** START **

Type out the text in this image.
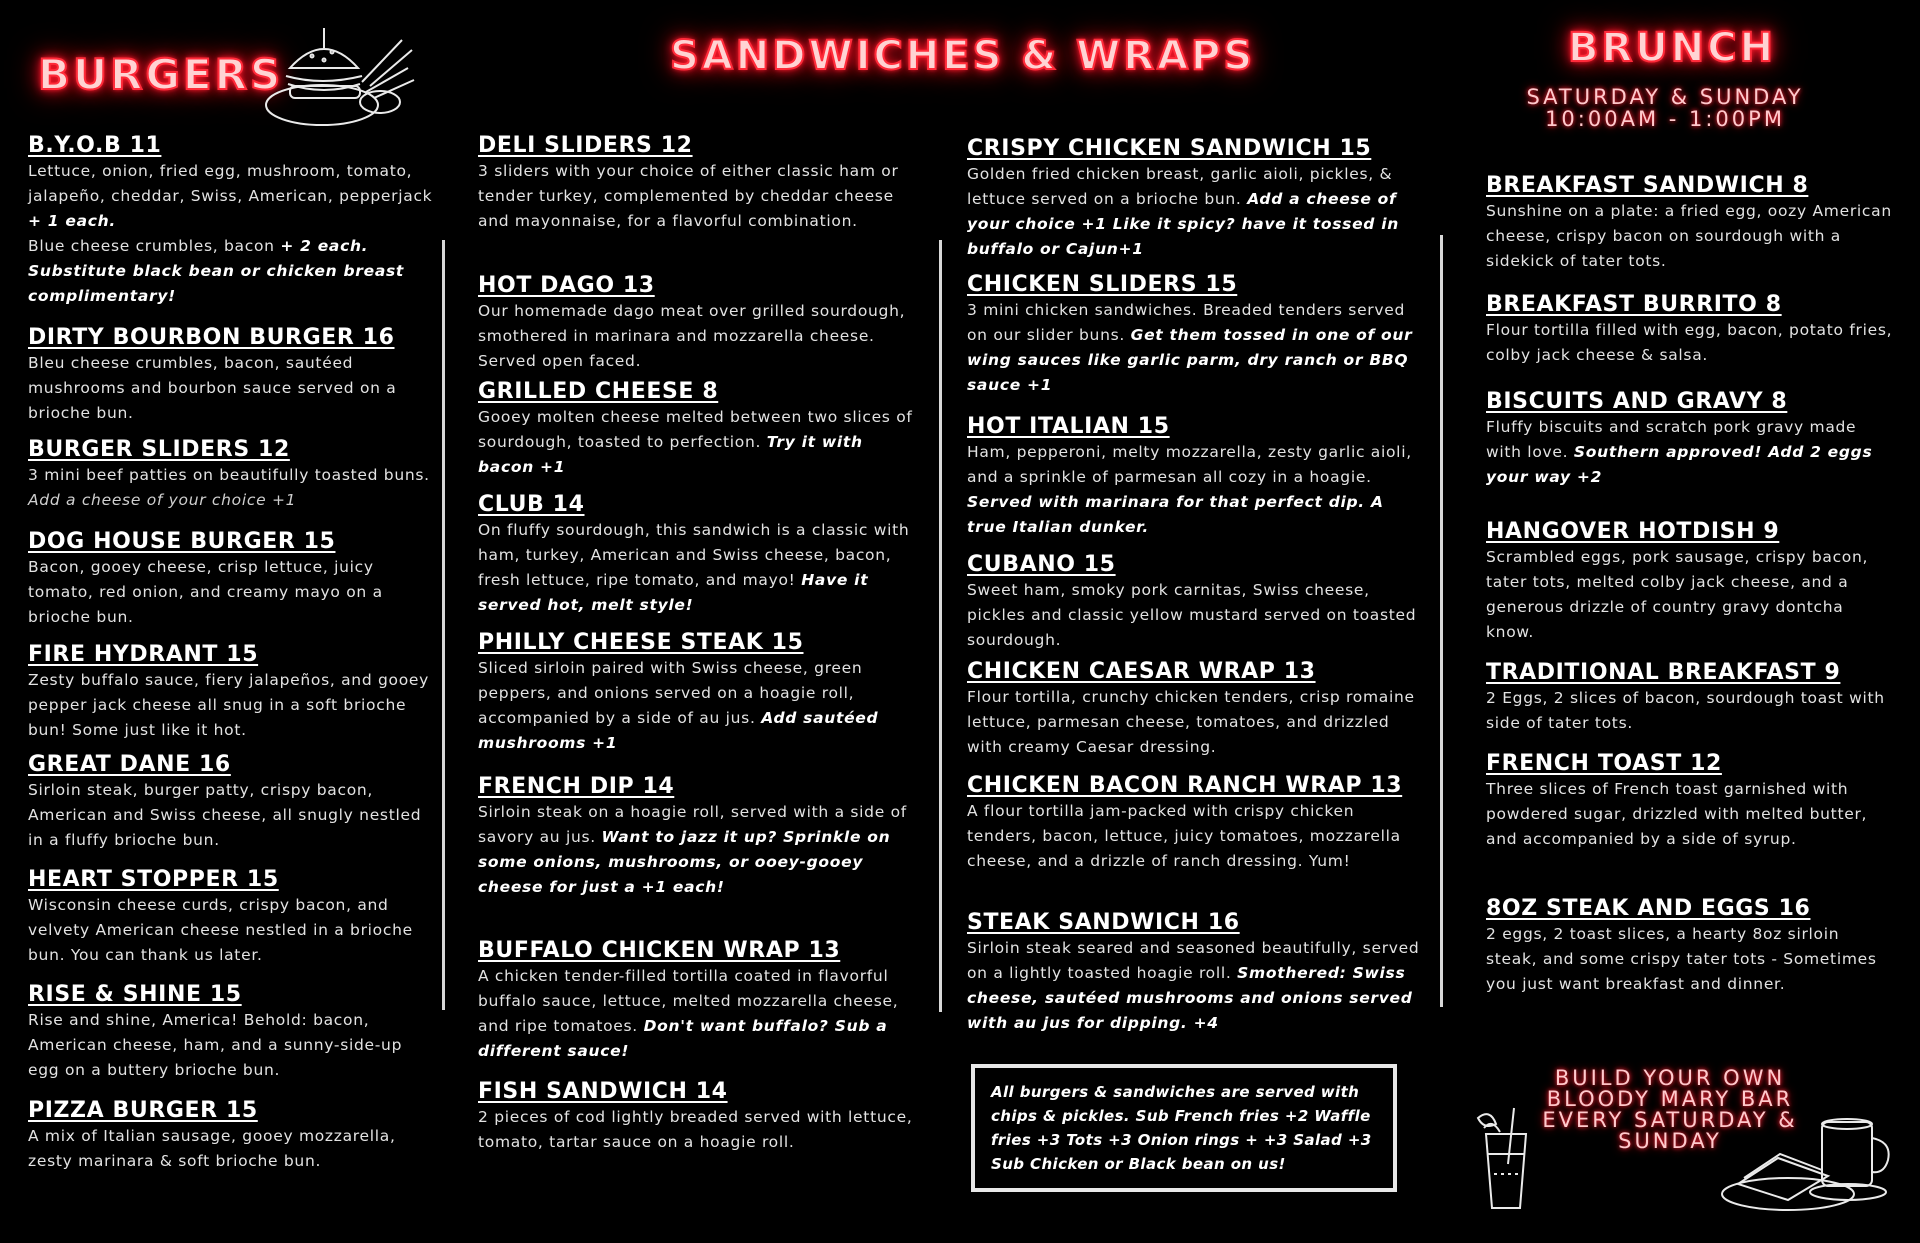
BURGERS	SANDWICHES & WRAPS	BRUNCH
SATURDAY & SUNDAY
10:00AM - 1:00PM
B.Y.O.B 11

Lettuce, onion, fried egg, mushroom, tomato, jalapeño, cheddar, Swiss, American, pepperjack + 1 each.
Blue cheese crumbles, bacon + 2 each. Substitute black bean or chicken breast complimentary!

DIRTY BOURBON BURGER 16

Bleu cheese crumbles, bacon, sautéed mushrooms and bourbon sauce served on a brioche bun.

BURGER SLIDERS 12

3 mini beef patties on beautifully toasted buns. Add a cheese of your choice +1

DOG HOUSE BURGER 15

Bacon, gooey cheese, crisp lettuce, juicy tomato, red onion, and creamy mayo on a brioche bun.

FIRE HYDRANT 15

Zesty buffalo sauce, fiery jalapeños, and gooey pepper jack cheese all snug in a soft brioche bun! Some just like it hot.

GREAT DANE 16

Sirloin steak, burger patty, crispy bacon, American and Swiss cheese, all snugly nestled in a fluffy brioche bun.

HEART STOPPER 15

Wisconsin cheese curds, crispy bacon, and velvety American cheese nestled in a brioche bun. You can thank us later.

RISE & SHINE 15

Rise and shine, America! Behold: bacon, American cheese, ham, and a sunny-side-up egg on a buttery brioche bun.

PIZZA BURGER 15

A mix of Italian sausage, gooey mozzarella, zesty marinara & soft brioche bun.

DELI SLIDERS 12

3 sliders with your choice of either classic ham or tender turkey, complemented by cheddar cheese and mayonnaise, for a flavorful combination.

HOT DAGO 13

Our homemade dago meat over grilled sourdough, smothered in marinara and mozzarella cheese. Served open faced.

GRILLED CHEESE 8

Gooey molten cheese melted between two slices of sourdough, toasted to perfection. Try it with bacon +1

CLUB 14

On fluffy sourdough, this sandwich is a classic with ham, turkey, American and Swiss cheese, bacon, fresh lettuce, ripe tomato, and mayo! Have it served hot, melt style!

PHILLY CHEESE STEAK 15

Sliced sirloin paired with Swiss cheese, green peppers, and onions served on a hoagie roll, accompanied by a side of au jus. Add sautéed mushrooms +1

FRENCH DIP 14

Sirloin steak on a hoagie roll, served with a side of savory au jus. Want to jazz it up? Sprinkle on some onions, mushrooms, or ooey-gooey cheese for just a +1 each!

BUFFALO CHICKEN WRAP 13

A chicken tender-filled tortilla coated in flavorful buffalo sauce, lettuce, melted mozzarella cheese, and ripe tomatoes. Don't want buffalo? Sub a different sauce!

FISH SANDWICH 14

2 pieces of cod lightly breaded served with lettuce, tomato, tartar sauce on a hoagie roll.

CRISPY CHICKEN SANDWICH 15

Golden fried chicken breast, garlic aioli, pickles, & lettuce served on a brioche bun. Add a cheese of your choice +1 Like it spicy? have it tossed in buffalo or Cajun+1

CHICKEN SLIDERS 15

3 mini chicken sandwiches. Breaded tenders served on our slider buns. Get them tossed in one of our wing sauces like garlic parm, dry ranch or BBQ sauce +1

HOT ITALIAN 15

Ham, pepperoni, melty mozzarella, zesty garlic aioli, and a sprinkle of parmesan all cozy in a hoagie. Served with marinara for that perfect dip. A true Italian dunker.

CUBANO 15

Sweet ham, smoky pork carnitas, Swiss cheese, pickles and classic yellow mustard served on toasted sourdough.

CHICKEN CAESAR WRAP 13

Flour tortilla, crunchy chicken tenders, crisp romaine lettuce, parmesan cheese, tomatoes, and drizzled with creamy Caesar dressing.

CHICKEN BACON RANCH WRAP 13

A flour tortilla jam-packed with crispy chicken tenders, bacon, lettuce, juicy tomatoes, mozzarella cheese, and a drizzle of ranch dressing. Yum!

STEAK SANDWICH 16

Sirloin steak seared and seasoned beautifully, served on a lightly toasted hoagie roll. Smothered: Swiss cheese, sautéed mushrooms and onions served with au jus for dipping. +4

All burgers & sandwiches are served with chips & pickles. Sub French fries +2 Waffle fries +3 Tots +3 Onion rings + +3 Salad +3 Sub Chicken or Black bean on us!
BREAKFAST SANDWICH 8

Sunshine on a plate: a fried egg, oozy American cheese, crispy bacon on sourdough with a sidekick of tater tots.

BREAKFAST BURRITO 8

Flour tortilla filled with egg, bacon, potato fries, colby jack cheese & salsa.

BISCUITS AND GRAVY 8

Fluffy biscuits and scratch pork gravy made with love. Southern approved! Add 2 eggs your way +2

HANGOVER HOTDISH 9

Scrambled eggs, pork sausage, crispy bacon, tater tots, melted colby jack cheese, and a generous drizzle of country gravy dontcha know.

TRADITIONAL BREAKFAST 9

2 Eggs, 2 slices of bacon, sourdough toast with side of tater tots.

FRENCH TOAST 12

Three slices of French toast garnished with powdered sugar, drizzled with melted butter, and accompanied by a side of syrup.

8OZ STEAK AND EGGS 16

2 eggs, 2 toast slices, a hearty 8oz sirloin steak, and some crispy tater tots - Sometimes you just want breakfast and dinner.

BUILD YOUR OWN
BLOODY MARY BAR
EVERY SATURDAY &
SUNDAY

** END **

= Problem requirements =
How many lines of the records contain the string "sauce"? Respond with the number alone.

= Solution to this exercise =
5